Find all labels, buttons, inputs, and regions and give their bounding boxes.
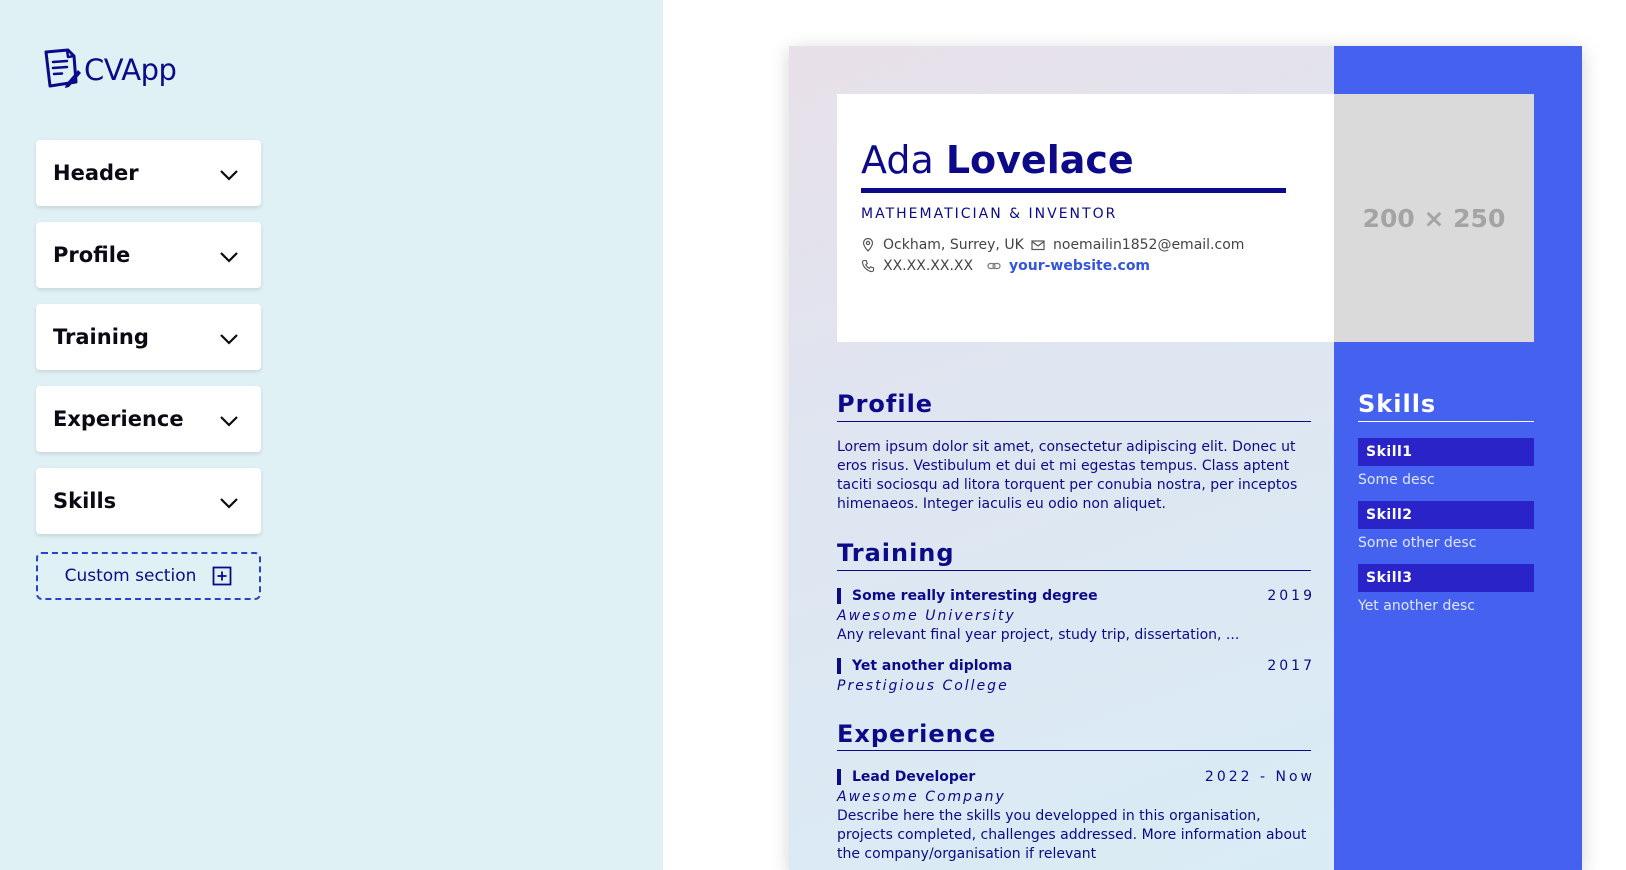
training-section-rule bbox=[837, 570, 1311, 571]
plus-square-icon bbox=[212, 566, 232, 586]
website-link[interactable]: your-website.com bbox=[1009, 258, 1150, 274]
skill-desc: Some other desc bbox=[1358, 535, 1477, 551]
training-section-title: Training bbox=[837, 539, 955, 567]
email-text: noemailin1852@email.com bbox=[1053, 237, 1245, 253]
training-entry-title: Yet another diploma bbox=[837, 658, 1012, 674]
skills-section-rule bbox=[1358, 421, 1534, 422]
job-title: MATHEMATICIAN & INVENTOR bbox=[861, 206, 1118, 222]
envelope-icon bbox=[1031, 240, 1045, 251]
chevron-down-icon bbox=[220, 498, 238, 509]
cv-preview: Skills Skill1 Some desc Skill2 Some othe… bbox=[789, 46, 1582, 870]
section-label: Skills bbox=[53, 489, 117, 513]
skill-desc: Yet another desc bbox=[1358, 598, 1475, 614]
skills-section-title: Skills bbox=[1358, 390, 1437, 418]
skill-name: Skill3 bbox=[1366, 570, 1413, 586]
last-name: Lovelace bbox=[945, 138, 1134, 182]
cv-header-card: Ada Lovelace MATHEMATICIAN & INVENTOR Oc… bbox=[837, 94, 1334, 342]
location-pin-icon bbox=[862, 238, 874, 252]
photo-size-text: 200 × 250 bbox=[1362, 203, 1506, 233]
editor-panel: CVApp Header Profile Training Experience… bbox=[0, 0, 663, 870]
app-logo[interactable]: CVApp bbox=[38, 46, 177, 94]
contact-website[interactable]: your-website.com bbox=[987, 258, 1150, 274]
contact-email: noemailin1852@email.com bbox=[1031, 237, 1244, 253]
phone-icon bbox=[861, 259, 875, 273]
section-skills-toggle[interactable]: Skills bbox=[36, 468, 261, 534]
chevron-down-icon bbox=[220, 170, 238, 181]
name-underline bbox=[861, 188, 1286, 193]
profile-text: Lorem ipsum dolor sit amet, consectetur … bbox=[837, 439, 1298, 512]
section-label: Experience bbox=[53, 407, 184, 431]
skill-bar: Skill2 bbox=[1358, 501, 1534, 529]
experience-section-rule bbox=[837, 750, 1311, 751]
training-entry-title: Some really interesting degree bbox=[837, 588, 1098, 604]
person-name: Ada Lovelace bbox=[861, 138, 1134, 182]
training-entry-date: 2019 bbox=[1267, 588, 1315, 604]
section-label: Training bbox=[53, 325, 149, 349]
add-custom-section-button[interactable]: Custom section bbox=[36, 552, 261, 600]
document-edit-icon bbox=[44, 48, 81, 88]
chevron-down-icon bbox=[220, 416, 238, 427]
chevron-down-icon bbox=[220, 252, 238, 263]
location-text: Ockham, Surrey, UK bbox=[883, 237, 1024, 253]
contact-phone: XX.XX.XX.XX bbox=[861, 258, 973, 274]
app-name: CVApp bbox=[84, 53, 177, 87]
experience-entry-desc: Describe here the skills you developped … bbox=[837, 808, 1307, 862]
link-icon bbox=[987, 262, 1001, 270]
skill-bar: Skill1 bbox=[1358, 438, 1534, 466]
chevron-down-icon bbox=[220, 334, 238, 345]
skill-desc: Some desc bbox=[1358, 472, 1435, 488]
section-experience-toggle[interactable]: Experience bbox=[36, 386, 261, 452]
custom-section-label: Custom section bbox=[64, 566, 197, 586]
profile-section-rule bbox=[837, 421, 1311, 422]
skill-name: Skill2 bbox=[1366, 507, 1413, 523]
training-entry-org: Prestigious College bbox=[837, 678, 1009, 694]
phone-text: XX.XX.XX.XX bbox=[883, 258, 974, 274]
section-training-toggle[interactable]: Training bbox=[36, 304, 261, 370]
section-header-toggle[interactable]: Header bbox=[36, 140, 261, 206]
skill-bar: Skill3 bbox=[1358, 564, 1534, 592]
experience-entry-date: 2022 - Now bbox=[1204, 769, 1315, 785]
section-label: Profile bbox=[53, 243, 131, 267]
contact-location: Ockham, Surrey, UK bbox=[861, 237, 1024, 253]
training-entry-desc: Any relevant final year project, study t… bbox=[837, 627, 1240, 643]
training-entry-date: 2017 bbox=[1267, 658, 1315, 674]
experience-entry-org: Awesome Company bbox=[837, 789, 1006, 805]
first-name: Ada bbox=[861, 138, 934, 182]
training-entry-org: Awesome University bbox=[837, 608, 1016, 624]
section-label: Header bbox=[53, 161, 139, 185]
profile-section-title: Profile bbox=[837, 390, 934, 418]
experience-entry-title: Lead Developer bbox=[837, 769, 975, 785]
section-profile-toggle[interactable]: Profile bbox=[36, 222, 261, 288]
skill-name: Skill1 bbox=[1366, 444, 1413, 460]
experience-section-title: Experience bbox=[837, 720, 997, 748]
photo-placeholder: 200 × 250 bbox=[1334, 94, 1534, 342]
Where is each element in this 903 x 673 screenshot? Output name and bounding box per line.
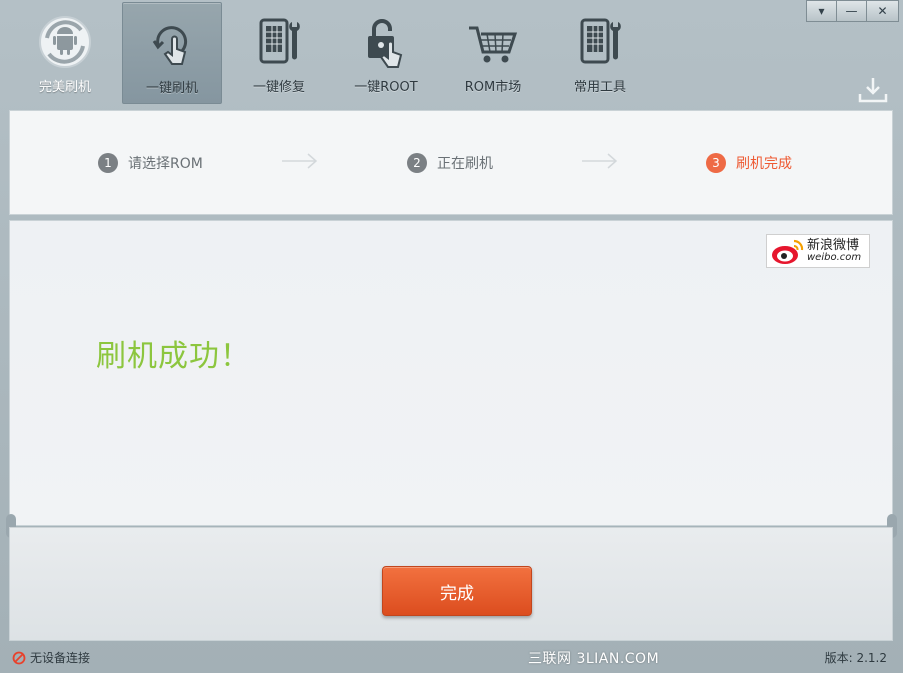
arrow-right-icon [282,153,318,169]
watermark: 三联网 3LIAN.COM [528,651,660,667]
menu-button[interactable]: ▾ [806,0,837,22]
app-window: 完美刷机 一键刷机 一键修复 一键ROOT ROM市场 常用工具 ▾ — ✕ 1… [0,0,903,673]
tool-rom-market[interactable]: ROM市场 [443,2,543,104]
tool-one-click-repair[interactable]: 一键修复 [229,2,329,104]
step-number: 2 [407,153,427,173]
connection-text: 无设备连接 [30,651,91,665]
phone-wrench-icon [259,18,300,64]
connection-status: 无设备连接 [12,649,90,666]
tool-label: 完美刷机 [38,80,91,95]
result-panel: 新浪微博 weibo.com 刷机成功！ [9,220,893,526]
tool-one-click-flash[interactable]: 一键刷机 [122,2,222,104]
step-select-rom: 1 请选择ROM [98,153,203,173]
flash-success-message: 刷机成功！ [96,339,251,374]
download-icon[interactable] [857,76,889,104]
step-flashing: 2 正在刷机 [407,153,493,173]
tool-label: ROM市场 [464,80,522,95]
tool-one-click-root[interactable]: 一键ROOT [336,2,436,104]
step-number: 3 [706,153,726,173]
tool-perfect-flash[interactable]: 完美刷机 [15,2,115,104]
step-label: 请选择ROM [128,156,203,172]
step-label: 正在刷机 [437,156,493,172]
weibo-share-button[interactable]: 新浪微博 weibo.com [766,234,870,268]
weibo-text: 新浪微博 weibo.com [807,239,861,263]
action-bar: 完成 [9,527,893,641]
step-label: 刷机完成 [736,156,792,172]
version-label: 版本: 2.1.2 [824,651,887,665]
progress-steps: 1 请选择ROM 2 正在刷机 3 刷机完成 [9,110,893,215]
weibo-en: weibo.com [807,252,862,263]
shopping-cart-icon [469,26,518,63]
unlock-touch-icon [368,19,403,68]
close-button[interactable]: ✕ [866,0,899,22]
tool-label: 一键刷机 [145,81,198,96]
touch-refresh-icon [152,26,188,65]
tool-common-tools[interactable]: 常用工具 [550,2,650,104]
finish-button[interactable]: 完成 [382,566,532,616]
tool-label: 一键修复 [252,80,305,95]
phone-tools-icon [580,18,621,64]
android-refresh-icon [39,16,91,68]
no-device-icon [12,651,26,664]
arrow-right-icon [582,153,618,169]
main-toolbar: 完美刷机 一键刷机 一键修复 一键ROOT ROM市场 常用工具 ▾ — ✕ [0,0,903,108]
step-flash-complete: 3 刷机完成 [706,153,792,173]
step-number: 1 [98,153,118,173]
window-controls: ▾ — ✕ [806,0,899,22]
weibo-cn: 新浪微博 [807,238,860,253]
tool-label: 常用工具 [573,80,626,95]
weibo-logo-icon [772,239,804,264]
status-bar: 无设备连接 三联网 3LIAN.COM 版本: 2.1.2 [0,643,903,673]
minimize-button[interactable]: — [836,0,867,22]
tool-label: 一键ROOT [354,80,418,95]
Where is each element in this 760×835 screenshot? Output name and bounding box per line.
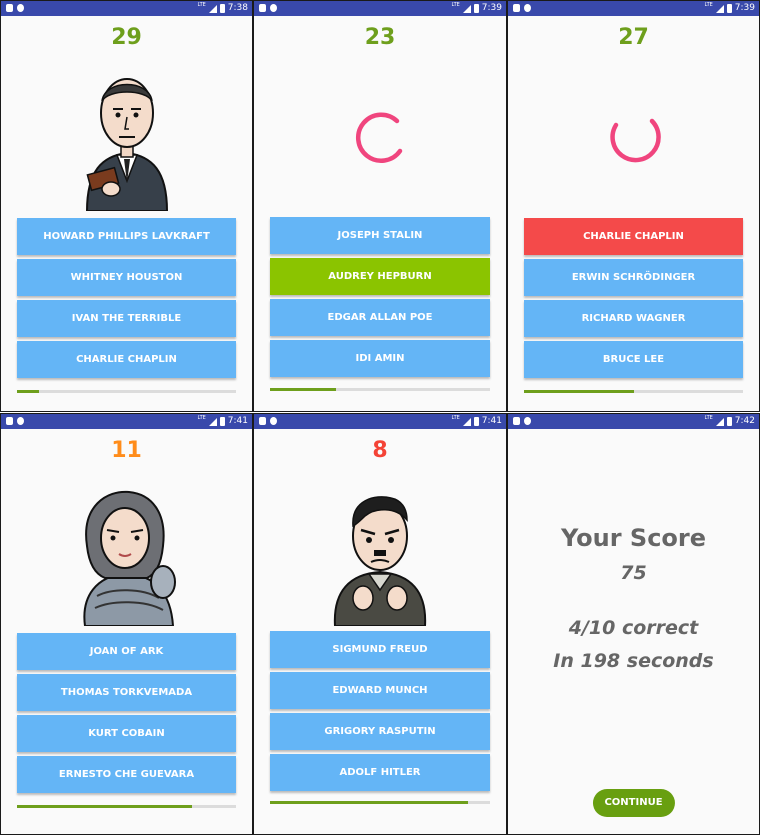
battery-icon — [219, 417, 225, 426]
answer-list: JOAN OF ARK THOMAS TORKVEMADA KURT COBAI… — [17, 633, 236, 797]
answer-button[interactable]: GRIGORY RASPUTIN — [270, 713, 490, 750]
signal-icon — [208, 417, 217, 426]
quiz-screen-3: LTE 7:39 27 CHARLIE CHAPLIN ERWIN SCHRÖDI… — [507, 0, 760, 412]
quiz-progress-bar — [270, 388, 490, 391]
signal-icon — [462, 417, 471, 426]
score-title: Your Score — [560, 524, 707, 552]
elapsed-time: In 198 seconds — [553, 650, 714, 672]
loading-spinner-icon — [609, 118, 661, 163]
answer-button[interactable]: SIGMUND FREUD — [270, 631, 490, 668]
--------------------------------------------------
## STATED EXERCISE
Rewrite the rows in the stretch from the line containing "training-section-rule bbox=[837, 570, 1311, 571]" through the line containing "section-label: Skills bbox=[53, 489, 117, 513]" as a numbered list, leaving out any blank lines.

## ANSWER TO THIS PROBLEM
1. training-section-rule bbox=[837, 570, 1311, 571]
2. plus-square-icon bbox=[212, 566, 232, 586]
3. website-link[interactable]: your-website.com bbox=[1009, 258, 1150, 274]
4. skill-desc: Some other desc bbox=[1358, 535, 1477, 551]
5. training-section-title: Training bbox=[837, 539, 955, 567]
6. email-text: noemailin1852@email.com bbox=[1053, 237, 1245, 253]
7. training-entry-title: Yet another diploma bbox=[837, 658, 1012, 674]
8. skills-section-rule bbox=[1358, 421, 1534, 422]
9. job-title: MATHEMATICIAN & INVENTOR bbox=[861, 206, 1118, 222]
10. envelope-icon bbox=[1031, 240, 1045, 251]
11. chevron-down-icon bbox=[220, 498, 238, 509]
12. cv-preview: Skills Skill1 Some desc Skill2 Some othe… bbox=[789, 46, 1582, 870]
13. section-label: Skills bbox=[53, 489, 117, 513]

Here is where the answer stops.